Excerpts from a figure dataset

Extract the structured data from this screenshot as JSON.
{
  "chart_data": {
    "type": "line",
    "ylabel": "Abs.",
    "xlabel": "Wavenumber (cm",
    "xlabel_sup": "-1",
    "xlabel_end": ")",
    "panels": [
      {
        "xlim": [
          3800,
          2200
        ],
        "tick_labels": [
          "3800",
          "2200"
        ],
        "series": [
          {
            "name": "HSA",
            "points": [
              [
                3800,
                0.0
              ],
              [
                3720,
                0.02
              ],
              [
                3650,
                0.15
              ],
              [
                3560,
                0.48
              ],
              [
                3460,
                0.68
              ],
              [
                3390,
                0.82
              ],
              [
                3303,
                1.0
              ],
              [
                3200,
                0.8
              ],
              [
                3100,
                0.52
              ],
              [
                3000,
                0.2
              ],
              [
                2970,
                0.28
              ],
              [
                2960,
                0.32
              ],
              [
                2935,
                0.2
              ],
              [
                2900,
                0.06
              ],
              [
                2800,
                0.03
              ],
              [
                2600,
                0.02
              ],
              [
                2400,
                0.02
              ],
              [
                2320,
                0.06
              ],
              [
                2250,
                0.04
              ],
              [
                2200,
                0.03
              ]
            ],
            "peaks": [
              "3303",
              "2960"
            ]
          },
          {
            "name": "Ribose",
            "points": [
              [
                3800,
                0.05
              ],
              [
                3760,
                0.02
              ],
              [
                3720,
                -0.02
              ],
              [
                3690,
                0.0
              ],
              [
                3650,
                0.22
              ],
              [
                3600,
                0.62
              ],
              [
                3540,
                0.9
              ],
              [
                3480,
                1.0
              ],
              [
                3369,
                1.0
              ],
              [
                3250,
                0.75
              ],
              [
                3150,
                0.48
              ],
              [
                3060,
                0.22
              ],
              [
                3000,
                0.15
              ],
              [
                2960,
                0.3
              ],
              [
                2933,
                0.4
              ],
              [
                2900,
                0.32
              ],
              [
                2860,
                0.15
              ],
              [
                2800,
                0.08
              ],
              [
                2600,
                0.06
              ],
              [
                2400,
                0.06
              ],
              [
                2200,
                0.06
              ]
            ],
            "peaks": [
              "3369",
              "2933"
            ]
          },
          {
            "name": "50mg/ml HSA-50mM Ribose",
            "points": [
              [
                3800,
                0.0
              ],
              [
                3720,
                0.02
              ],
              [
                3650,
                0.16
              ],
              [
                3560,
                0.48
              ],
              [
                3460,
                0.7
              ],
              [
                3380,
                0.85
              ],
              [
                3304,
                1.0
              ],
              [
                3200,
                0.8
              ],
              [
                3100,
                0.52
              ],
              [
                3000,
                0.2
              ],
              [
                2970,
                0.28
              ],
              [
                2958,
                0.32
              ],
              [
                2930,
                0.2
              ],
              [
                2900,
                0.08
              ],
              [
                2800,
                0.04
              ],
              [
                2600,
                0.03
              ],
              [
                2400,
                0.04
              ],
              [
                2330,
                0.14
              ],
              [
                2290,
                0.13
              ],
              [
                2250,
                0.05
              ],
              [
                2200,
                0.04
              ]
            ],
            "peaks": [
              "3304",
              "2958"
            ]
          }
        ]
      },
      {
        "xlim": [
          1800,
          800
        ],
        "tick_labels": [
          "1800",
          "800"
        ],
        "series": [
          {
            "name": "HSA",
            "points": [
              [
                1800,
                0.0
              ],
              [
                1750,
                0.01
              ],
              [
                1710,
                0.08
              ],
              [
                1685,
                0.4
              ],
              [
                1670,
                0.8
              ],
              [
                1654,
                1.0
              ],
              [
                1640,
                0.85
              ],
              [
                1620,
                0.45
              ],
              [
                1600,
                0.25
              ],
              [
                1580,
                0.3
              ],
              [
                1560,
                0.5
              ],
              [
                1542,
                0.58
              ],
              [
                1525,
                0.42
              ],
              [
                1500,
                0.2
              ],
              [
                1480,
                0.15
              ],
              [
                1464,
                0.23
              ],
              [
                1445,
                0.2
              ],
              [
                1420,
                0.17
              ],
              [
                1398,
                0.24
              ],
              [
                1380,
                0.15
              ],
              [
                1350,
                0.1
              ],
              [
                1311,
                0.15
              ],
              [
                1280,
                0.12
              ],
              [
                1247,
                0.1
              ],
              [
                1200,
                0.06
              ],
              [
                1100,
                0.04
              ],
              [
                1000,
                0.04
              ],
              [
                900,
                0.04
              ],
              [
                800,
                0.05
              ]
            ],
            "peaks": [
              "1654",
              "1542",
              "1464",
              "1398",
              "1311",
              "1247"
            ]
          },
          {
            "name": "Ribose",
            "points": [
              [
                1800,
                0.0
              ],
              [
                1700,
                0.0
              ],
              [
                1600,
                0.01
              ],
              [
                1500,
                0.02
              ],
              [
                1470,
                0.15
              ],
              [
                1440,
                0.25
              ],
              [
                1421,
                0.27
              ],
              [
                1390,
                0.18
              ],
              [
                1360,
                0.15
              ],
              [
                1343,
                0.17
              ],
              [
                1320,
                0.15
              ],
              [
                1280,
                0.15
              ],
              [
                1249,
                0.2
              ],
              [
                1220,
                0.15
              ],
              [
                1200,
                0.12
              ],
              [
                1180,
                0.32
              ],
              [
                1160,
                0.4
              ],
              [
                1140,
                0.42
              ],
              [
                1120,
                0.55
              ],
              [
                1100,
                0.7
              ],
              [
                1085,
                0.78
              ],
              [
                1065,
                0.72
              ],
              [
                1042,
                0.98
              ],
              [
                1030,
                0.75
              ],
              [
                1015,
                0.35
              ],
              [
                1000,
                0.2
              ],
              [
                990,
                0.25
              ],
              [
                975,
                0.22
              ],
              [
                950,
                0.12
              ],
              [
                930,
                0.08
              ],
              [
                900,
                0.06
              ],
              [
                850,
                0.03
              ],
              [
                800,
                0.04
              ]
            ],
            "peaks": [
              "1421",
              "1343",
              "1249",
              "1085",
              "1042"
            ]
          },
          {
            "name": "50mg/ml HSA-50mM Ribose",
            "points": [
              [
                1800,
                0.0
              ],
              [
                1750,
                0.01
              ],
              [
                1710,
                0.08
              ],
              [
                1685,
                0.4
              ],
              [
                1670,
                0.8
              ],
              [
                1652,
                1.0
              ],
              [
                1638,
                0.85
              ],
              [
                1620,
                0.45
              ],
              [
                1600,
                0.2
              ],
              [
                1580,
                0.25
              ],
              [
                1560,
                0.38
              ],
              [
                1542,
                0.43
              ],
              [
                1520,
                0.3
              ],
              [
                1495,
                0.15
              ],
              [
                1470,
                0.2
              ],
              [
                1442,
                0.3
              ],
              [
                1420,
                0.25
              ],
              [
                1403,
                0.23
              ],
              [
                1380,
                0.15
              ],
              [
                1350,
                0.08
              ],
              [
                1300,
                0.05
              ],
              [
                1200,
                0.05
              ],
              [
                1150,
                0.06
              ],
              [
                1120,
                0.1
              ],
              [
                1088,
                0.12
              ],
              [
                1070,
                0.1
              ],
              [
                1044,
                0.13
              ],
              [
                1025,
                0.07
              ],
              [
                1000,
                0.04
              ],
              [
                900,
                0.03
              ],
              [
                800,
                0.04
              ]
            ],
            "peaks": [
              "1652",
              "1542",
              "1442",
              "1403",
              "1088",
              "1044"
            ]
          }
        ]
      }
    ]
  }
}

Given problem
Reproduce all the records precisely.

Task solution
Extract the structured data from this screenshot as JSON.
{
  "chart_data": {
    "type": "line",
    "ylabel": "Abs.",
    "xlabel": "Wavenumber (cm",
    "xlabel_sup": "-1",
    "xlabel_end": ")",
    "panels": [
      {
        "xlim": [
          3800,
          2200
        ],
        "tick_labels": [
          "3800",
          "2200"
        ],
        "series": [
          {
            "name": "HSA",
            "points": [
              [
                3800,
                0.0
              ],
              [
                3720,
                0.02
              ],
              [
                3650,
                0.15
              ],
              [
                3560,
                0.48
              ],
              [
                3460,
                0.68
              ],
              [
                3390,
                0.82
              ],
              [
                3303,
                1.0
              ],
              [
                3200,
                0.8
              ],
              [
                3100,
                0.52
              ],
              [
                3000,
                0.2
              ],
              [
                2970,
                0.28
              ],
              [
                2960,
                0.32
              ],
              [
                2935,
                0.2
              ],
              [
                2900,
                0.06
              ],
              [
                2800,
                0.03
              ],
              [
                2600,
                0.02
              ],
              [
                2400,
                0.02
              ],
              [
                2320,
                0.06
              ],
              [
                2250,
                0.04
              ],
              [
                2200,
                0.03
              ]
            ],
            "peaks": [
              "3303",
              "2960"
            ]
          },
          {
            "name": "Ribose",
            "points": [
              [
                3800,
                0.05
              ],
              [
                3760,
                0.02
              ],
              [
                3720,
                -0.02
              ],
              [
                3690,
                0.0
              ],
              [
                3650,
                0.22
              ],
              [
                3600,
                0.62
              ],
              [
                3540,
                0.9
              ],
              [
                3480,
                1.0
              ],
              [
                3369,
                1.0
              ],
              [
                3250,
                0.75
              ],
              [
                3150,
                0.48
              ],
              [
                3060,
                0.22
              ],
              [
                3000,
                0.15
              ],
              [
                2960,
                0.3
              ],
              [
                2933,
                0.4
              ],
              [
                2900,
                0.32
              ],
              [
                2860,
                0.15
              ],
              [
                2800,
                0.08
              ],
              [
                2600,
                0.06
              ],
              [
                2400,
                0.06
              ],
              [
                2200,
                0.06
              ]
            ],
            "peaks": [
              "3369",
              "2933"
            ]
          },
          {
            "name": "50mg/ml HSA-50mM Ribose",
            "points": [
              [
                3800,
                0.0
              ],
              [
                3720,
                0.02
              ],
              [
                3650,
                0.16
              ],
              [
                3560,
                0.48
              ],
              [
                3460,
                0.7
              ],
              [
                3380,
                0.85
              ],
              [
                3304,
                1.0
              ],
              [
                3200,
                0.8
              ],
              [
                3100,
                0.52
              ],
              [
                3000,
                0.2
              ],
              [
                2970,
                0.28
              ],
              [
                2958,
                0.32
              ],
              [
                2930,
                0.2
              ],
              [
                2900,
                0.08
              ],
              [
                2800,
                0.04
              ],
              [
                2600,
                0.03
              ],
              [
                2400,
                0.04
              ],
              [
                2330,
                0.14
              ],
              [
                2290,
                0.13
              ],
              [
                2250,
                0.05
              ],
              [
                2200,
                0.04
              ]
            ],
            "peaks": [
              "3304",
              "2958"
            ]
          }
        ]
      },
      {
        "xlim": [
          1800,
          800
        ],
        "tick_labels": [
          "1800",
          "800"
        ],
        "series": [
          {
            "name": "HSA",
            "points": [
              [
                1800,
                0.0
              ],
              [
                1750,
                0.01
              ],
              [
                1710,
                0.08
              ],
              [
                1685,
                0.4
              ],
              [
                1670,
                0.8
              ],
              [
                1654,
                1.0
              ],
              [
                1640,
                0.85
              ],
              [
                1620,
                0.45
              ],
              [
                1600,
                0.25
              ],
              [
                1580,
                0.3
              ],
              [
                1560,
                0.5
              ],
              [
                1542,
                0.58
              ],
              [
                1525,
                0.42
              ],
              [
                1500,
                0.2
              ],
              [
                1480,
                0.15
              ],
              [
                1464,
                0.23
              ],
              [
                1445,
                0.2
              ],
              [
                1420,
                0.17
              ],
              [
                1398,
                0.24
              ],
              [
                1380,
                0.15
              ],
              [
                1350,
                0.1
              ],
              [
                1311,
                0.15
              ],
              [
                1280,
                0.12
              ],
              [
                1247,
                0.1
              ],
              [
                1200,
                0.06
              ],
              [
                1100,
                0.04
              ],
              [
                1000,
                0.04
              ],
              [
                900,
                0.04
              ],
              [
                800,
                0.05
              ]
            ],
            "peaks": [
              "1654",
              "1542",
              "1464",
              "1398",
              "1311",
              "1247"
            ]
          },
          {
            "name": "Ribose",
            "points": [
              [
                1800,
                0.0
              ],
              [
                1700,
                0.0
              ],
              [
                1600,
                0.01
              ],
              [
                1500,
                0.02
              ],
              [
                1470,
                0.15
              ],
              [
                1440,
                0.25
              ],
              [
                1421,
                0.27
              ],
              [
                1390,
                0.18
              ],
              [
                1360,
                0.15
              ],
              [
                1343,
                0.17
              ],
              [
                1320,
                0.15
              ],
              [
                1280,
                0.15
              ],
              [
                1249,
                0.2
              ],
              [
                1220,
                0.15
              ],
              [
                1200,
                0.12
              ],
              [
                1180,
                0.32
              ],
              [
                1160,
                0.4
              ],
              [
                1140,
                0.42
              ],
              [
                1120,
                0.55
              ],
              [
                1100,
                0.7
              ],
              [
                1085,
                0.78
              ],
              [
                1065,
                0.72
              ],
              [
                1042,
                0.98
              ],
              [
                1030,
                0.75
              ],
              [
                1015,
                0.35
              ],
              [
                1000,
                0.2
              ],
              [
                990,
                0.25
              ],
              [
                975,
                0.22
              ],
              [
                950,
                0.12
              ],
              [
                930,
                0.08
              ],
              [
                900,
                0.06
              ],
              [
                850,
                0.03
              ],
              [
                800,
                0.04
              ]
            ],
            "peaks": [
              "1421",
              "1343",
              "1249",
              "1085",
              "1042"
            ]
          },
          {
            "name": "50mg/ml HSA-50mM Ribose",
            "points": [
              [
                1800,
                0.0
              ],
              [
                1750,
                0.01
              ],
              [
                1710,
                0.08
              ],
              [
                1685,
                0.4
              ],
              [
                1670,
                0.8
              ],
              [
                1652,
                1.0
              ],
              [
                1638,
                0.85
              ],
              [
                1620,
                0.45
              ],
              [
                1600,
                0.2
              ],
              [
                1580,
                0.25
              ],
              [
                1560,
                0.38
              ],
              [
                1542,
                0.43
              ],
              [
                1520,
                0.3
              ],
              [
                1495,
                0.15
              ],
              [
                1470,
                0.2
              ],
              [
                1442,
                0.3
              ],
              [
                1420,
                0.25
              ],
              [
                1403,
                0.23
              ],
              [
                1380,
                0.15
              ],
              [
                1350,
                0.08
              ],
              [
                1300,
                0.05
              ],
              [
                1200,
                0.05
              ],
              [
                1150,
                0.06
              ],
              [
                1120,
                0.1
              ],
              [
                1088,
                0.12
              ],
              [
                1070,
                0.1
              ],
              [
                1044,
                0.13
              ],
              [
                1025,
                0.07
              ],
              [
                1000,
                0.04
              ],
              [
                900,
                0.03
              ],
              [
                800,
                0.04
              ]
            ],
            "peaks": [
              "1652",
              "1542",
              "1442",
              "1403",
              "1088",
              "1044"
            ]
          }
        ]
      }
    ]
  }
}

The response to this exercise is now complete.